YOUR INSTRUCTIONS: In the records that follow, locate every line with "info" and extract it.

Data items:

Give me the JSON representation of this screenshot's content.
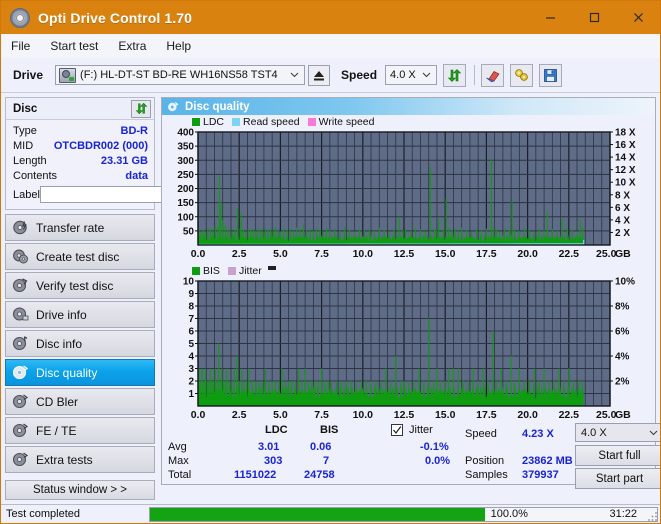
{
  "window": {
    "title": "Opti Drive Control 1.70",
    "icon": "disc-icon",
    "minimize": "minimize-icon",
    "maximize": "maximize-icon",
    "close": "close-icon",
    "accent": "#d9820f"
  },
  "menu": {
    "items": [
      "File",
      "Start test",
      "Extra",
      "Help"
    ]
  },
  "toolbar": {
    "drive_label": "Drive",
    "drive_value": "(F:)  HL-DT-ST BD-RE  WH16NS58 TST4",
    "eject_icon": "eject-icon",
    "speed_label": "Speed",
    "speed_value": "4.0 X",
    "refresh_icon": "refresh-icon",
    "erase_icon": "eraser-icon",
    "tools_icon": "tools-icon",
    "save_icon": "save-icon"
  },
  "disc": {
    "title": "Disc",
    "refresh_icon": "refresh-icon",
    "rows": [
      {
        "key": "Type",
        "value": "BD-R"
      },
      {
        "key": "MID",
        "value": "OTCBDR002 (000)"
      },
      {
        "key": "Length",
        "value": "23.31 GB"
      },
      {
        "key": "Contents",
        "value": "data"
      }
    ],
    "label_key": "Label",
    "label_value": "",
    "label_placeholder": "",
    "cd_icon": "cd-icon"
  },
  "nav": {
    "items": [
      {
        "label": "Transfer rate",
        "icon": "disc-transfer-icon",
        "active": false
      },
      {
        "label": "Create test disc",
        "icon": "disc-create-icon",
        "active": false
      },
      {
        "label": "Verify test disc",
        "icon": "disc-verify-icon",
        "active": false
      },
      {
        "label": "Drive info",
        "icon": "disc-drive-icon",
        "active": false
      },
      {
        "label": "Disc info",
        "icon": "disc-info-icon",
        "active": false
      },
      {
        "label": "Disc quality",
        "icon": "disc-quality-icon",
        "active": true
      },
      {
        "label": "CD Bler",
        "icon": "disc-bler-icon",
        "active": false
      },
      {
        "label": "FE / TE",
        "icon": "disc-fete-icon",
        "active": false
      },
      {
        "label": "Extra tests",
        "icon": "disc-extra-icon",
        "active": false
      }
    ],
    "status_window": "Status window > >"
  },
  "panel": {
    "title": "Disc quality",
    "icon": "disc-quality-icon"
  },
  "results": {
    "col_ldc": "LDC",
    "col_bis": "BIS",
    "jitter_label": "Jitter",
    "jitter_checked": true,
    "rows": [
      {
        "name": "Avg",
        "ldc": "3.01",
        "bis": "0.06",
        "jitter": "-0.1%"
      },
      {
        "name": "Max",
        "ldc": "303",
        "bis": "7",
        "jitter": "0.0%"
      },
      {
        "name": "Total",
        "ldc": "1151022",
        "bis": "24758",
        "jitter": ""
      }
    ],
    "speed_key": "Speed",
    "speed_value": "4.23 X",
    "position_key": "Position",
    "position_value": "23862 MB",
    "samples_key": "Samples",
    "samples_value": "379937",
    "speed_select": "4.0 X",
    "start_full": "Start full",
    "start_part": "Start part"
  },
  "statusbar": {
    "message": "Test completed",
    "progress_percent": "100.0%",
    "progress_value": 100,
    "elapsed": "31:22",
    "bar_color": "#13a313"
  },
  "chart_data": [
    {
      "type": "line",
      "title": "LDC / Read speed",
      "xlabel": "GB",
      "ylabel": "LDC",
      "xlim": [
        0.0,
        25.0
      ],
      "ylim": [
        0,
        400
      ],
      "y2lim": [
        0,
        18
      ],
      "y2label": "X",
      "grid": true,
      "legend_position": "top-left",
      "legend": [
        {
          "name": "LDC",
          "color": "#0f9c10"
        },
        {
          "name": "Read speed",
          "color": "#7ed3f5"
        },
        {
          "name": "Write speed",
          "color": "#f77ad8"
        }
      ],
      "xticks": [
        "0.0",
        "2.5",
        "5.0",
        "7.5",
        "10.0",
        "12.5",
        "15.0",
        "17.5",
        "20.0",
        "22.5",
        "25.0"
      ],
      "yticks": [
        50,
        100,
        150,
        200,
        250,
        300,
        350,
        400
      ],
      "y2ticks": [
        "2 X",
        "4 X",
        "6 X",
        "8 X",
        "10 X",
        "12 X",
        "14 X",
        "16 X",
        "18 X"
      ],
      "series": [
        {
          "name": "LDC",
          "color": "#0f9c10",
          "kind": "spikes",
          "baseline": 22,
          "x": [
            0.05,
            0.18,
            0.3,
            0.45,
            0.6,
            0.75,
            0.9,
            1.05,
            1.2,
            1.3,
            1.38,
            1.5,
            1.65,
            1.8,
            1.95,
            2.1,
            2.25,
            2.4,
            2.55,
            2.62,
            2.75,
            2.9,
            3.05,
            3.2,
            3.35,
            3.5,
            3.65,
            3.8,
            3.95,
            4.1,
            4.25,
            4.4,
            4.55,
            4.7,
            4.85,
            5.0,
            5.2,
            5.4,
            5.6,
            5.8,
            6.0,
            6.2,
            6.4,
            6.6,
            6.8,
            7.0,
            7.2,
            7.4,
            7.6,
            7.8,
            8.0,
            8.3,
            8.6,
            8.9,
            9.2,
            9.5,
            9.8,
            10.1,
            10.4,
            10.7,
            11.0,
            11.3,
            11.6,
            11.9,
            12.2,
            12.45,
            12.6,
            12.9,
            13.2,
            13.5,
            13.8,
            14.1,
            14.35,
            14.45,
            14.6,
            14.9,
            15.05,
            15.2,
            15.4,
            15.6,
            15.8,
            16.0,
            16.3,
            16.6,
            16.9,
            17.2,
            17.5,
            17.8,
            17.95,
            18.1,
            18.3,
            18.6,
            18.9,
            19.05,
            19.2,
            19.5,
            19.8,
            20.1,
            20.4,
            20.7,
            21.0,
            21.2,
            21.5,
            21.8,
            22.1,
            22.4,
            22.7,
            23.0,
            23.2,
            23.35
          ],
          "y": [
            60,
            45,
            52,
            48,
            60,
            55,
            50,
            70,
            62,
            240,
            150,
            88,
            70,
            55,
            60,
            48,
            52,
            130,
            60,
            115,
            55,
            48,
            60,
            52,
            58,
            50,
            62,
            55,
            48,
            60,
            52,
            58,
            50,
            62,
            55,
            48,
            60,
            52,
            58,
            50,
            62,
            55,
            70,
            52,
            58,
            50,
            62,
            55,
            48,
            60,
            52,
            58,
            50,
            62,
            55,
            48,
            60,
            52,
            58,
            50,
            62,
            55,
            48,
            60,
            100,
            52,
            58,
            50,
            62,
            55,
            48,
            275,
            60,
            52,
            95,
            58,
            165,
            60,
            52,
            58,
            50,
            62,
            55,
            48,
            60,
            52,
            58,
            305,
            62,
            55,
            48,
            60,
            52,
            155,
            58,
            50,
            62,
            55,
            48,
            60,
            52,
            118,
            58,
            50,
            95,
            62,
            55,
            48,
            90,
            60
          ]
        },
        {
          "name": "Read speed",
          "color": "#7ed3f5",
          "kind": "line",
          "x": [
            0.0,
            1.5,
            2.6,
            3.6,
            4.6,
            5.6,
            6.6,
            7.6,
            8.6,
            9.6,
            10.6,
            11.6,
            12.6,
            13.6,
            14.6,
            15.6,
            16.6,
            17.6,
            18.6,
            19.6,
            20.6,
            21.6,
            22.6,
            23.4,
            23.4
          ],
          "y": [
            1.9,
            1.9,
            2.2,
            2.4,
            2.5,
            2.6,
            2.7,
            2.8,
            2.9,
            3.0,
            3.1,
            3.2,
            3.25,
            3.3,
            3.4,
            3.5,
            3.6,
            3.7,
            3.8,
            3.85,
            3.9,
            3.95,
            4.0,
            4.05,
            18.0
          ]
        },
        {
          "name": "Write speed",
          "color": "#f77ad8",
          "kind": "line",
          "x": [],
          "y": []
        }
      ]
    },
    {
      "type": "line",
      "title": "BIS / Jitter",
      "xlabel": "GB",
      "ylabel": "BIS",
      "xlim": [
        0.0,
        25.0
      ],
      "ylim": [
        0,
        10
      ],
      "y2lim": [
        0,
        10
      ],
      "y2label": "%",
      "grid": true,
      "legend_position": "top-left",
      "legend": [
        {
          "name": "BIS",
          "color": "#0f9c10"
        },
        {
          "name": "Jitter",
          "color": "#c8a2cd"
        }
      ],
      "xticks": [
        "0.0",
        "2.5",
        "5.0",
        "7.5",
        "10.0",
        "12.5",
        "15.0",
        "17.5",
        "20.0",
        "22.5",
        "25.0"
      ],
      "yticks": [
        1,
        2,
        3,
        4,
        5,
        6,
        7,
        8,
        9,
        10
      ],
      "y2ticks": [
        "2%",
        "4%",
        "6%",
        "8%",
        "10%"
      ],
      "series": [
        {
          "name": "BIS",
          "color": "#0f9c10",
          "kind": "spikes",
          "baseline": 1.0,
          "x": [
            0.05,
            0.15,
            0.25,
            0.35,
            0.45,
            0.55,
            0.65,
            0.75,
            0.85,
            0.95,
            1.05,
            1.15,
            1.25,
            1.35,
            1.45,
            1.55,
            1.65,
            1.75,
            1.9,
            2.05,
            2.2,
            2.35,
            2.5,
            2.65,
            2.8,
            2.95,
            3.1,
            3.3,
            3.5,
            3.7,
            3.9,
            4.1,
            4.3,
            4.5,
            4.7,
            4.9,
            5.1,
            5.3,
            5.5,
            5.7,
            5.9,
            6.1,
            6.3,
            6.5,
            6.7,
            6.9,
            7.1,
            7.3,
            7.5,
            7.7,
            7.9,
            8.1,
            8.4,
            8.7,
            9.0,
            9.3,
            9.6,
            9.9,
            10.2,
            10.5,
            10.8,
            11.1,
            11.4,
            11.7,
            12.0,
            12.3,
            12.5,
            12.8,
            13.1,
            13.4,
            13.7,
            14.0,
            14.3,
            14.5,
            14.7,
            15.0,
            15.2,
            15.5,
            15.8,
            16.1,
            16.4,
            16.7,
            17.0,
            17.3,
            17.6,
            17.9,
            18.1,
            18.4,
            18.7,
            19.0,
            19.2,
            19.5,
            19.8,
            20.1,
            20.4,
            20.7,
            21.0,
            21.3,
            21.6,
            21.9,
            22.2,
            22.5,
            22.8,
            23.1,
            23.3
          ],
          "y": [
            3,
            2,
            3,
            2,
            3,
            2,
            2,
            3,
            2,
            2,
            3,
            2,
            5,
            2,
            3,
            2,
            2,
            3,
            2,
            2,
            3,
            4,
            2,
            3,
            2,
            2,
            3,
            2,
            2,
            2,
            2,
            3,
            2,
            2,
            2,
            2,
            3,
            2,
            2,
            2,
            2,
            3,
            2,
            3,
            2,
            2,
            2,
            2,
            3,
            2,
            2,
            2,
            2,
            2,
            2,
            2,
            2,
            2,
            2,
            2,
            2,
            2,
            3,
            2,
            4,
            2,
            2,
            2,
            2,
            3,
            2,
            7,
            2,
            3,
            2,
            2,
            3,
            3,
            3,
            2,
            2,
            3,
            2,
            3,
            2,
            6,
            2,
            3,
            2,
            4,
            2,
            3,
            2,
            2,
            3,
            2,
            3,
            2,
            2,
            3,
            2,
            3,
            2,
            2,
            2
          ]
        },
        {
          "name": "Jitter",
          "color": "#c8a2cd",
          "kind": "line",
          "x": [],
          "y": []
        }
      ]
    }
  ]
}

WRITTEN SOLUTION:
        "label": "Drive info",
        "label": "Disc info",
        "icon": "disc-info-icon",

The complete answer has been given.